» **Brief**
Could you give the data below again, exactly and completely?

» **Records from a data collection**

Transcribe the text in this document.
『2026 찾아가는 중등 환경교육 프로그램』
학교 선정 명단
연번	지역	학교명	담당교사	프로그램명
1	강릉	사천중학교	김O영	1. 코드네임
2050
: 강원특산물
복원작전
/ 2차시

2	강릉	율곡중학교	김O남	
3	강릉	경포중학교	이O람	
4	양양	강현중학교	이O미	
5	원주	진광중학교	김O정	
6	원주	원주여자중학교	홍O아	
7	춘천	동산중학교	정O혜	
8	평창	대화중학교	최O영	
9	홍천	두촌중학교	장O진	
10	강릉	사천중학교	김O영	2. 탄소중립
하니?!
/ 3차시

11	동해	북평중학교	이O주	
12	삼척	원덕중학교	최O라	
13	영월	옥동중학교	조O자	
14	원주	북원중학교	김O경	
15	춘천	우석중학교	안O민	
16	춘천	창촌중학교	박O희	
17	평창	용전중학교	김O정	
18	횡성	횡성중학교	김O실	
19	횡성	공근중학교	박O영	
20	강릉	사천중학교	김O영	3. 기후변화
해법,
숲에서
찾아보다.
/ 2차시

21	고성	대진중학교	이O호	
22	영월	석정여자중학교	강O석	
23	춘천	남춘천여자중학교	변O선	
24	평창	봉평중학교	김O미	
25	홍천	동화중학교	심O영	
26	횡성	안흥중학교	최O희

» **Task answer**
Transcribe the text in this document.
『2026 찾아가는 중등 환경교육 프로그램』
학교 선정 명단
연번	지역	학교명	담당교사	프로그램명
1	강릉	사천중학교	김O영	1. 코드네임
2050
: 강원특산물
복원작전
/ 2차시

2	강릉	율곡중학교	김O남	
3	강릉	경포중학교	이O람	
4	양양	강현중학교	이O미	
5	원주	진광중학교	김O정	
6	원주	원주여자중학교	홍O아	
7	춘천	동산중학교	정O혜	
8	평창	대화중학교	최O영	
9	홍천	두촌중학교	장O진	
10	강릉	사천중학교	김O영	2. 탄소중립
하니?!
/ 3차시

11	동해	북평중학교	이O주	
12	삼척	원덕중학교	최O라	
13	영월	옥동중학교	조O자	
14	원주	북원중학교	김O경	
15	춘천	우석중학교	안O민	
16	춘천	창촌중학교	박O희	
17	평창	용전중학교	김O정	
18	횡성	횡성중학교	김O실	
19	횡성	공근중학교	박O영	
20	강릉	사천중학교	김O영	3. 기후변화
해법,
숲에서
찾아보다.
/ 2차시

21	고성	대진중학교	이O호	
22	영월	석정여자중학교	강O석	
23	춘천	남춘천여자중학교	변O선	
24	평창	봉평중학교	김O미	
25	홍천	동화중학교	심O영	
26	횡성	안흥중학교	최O희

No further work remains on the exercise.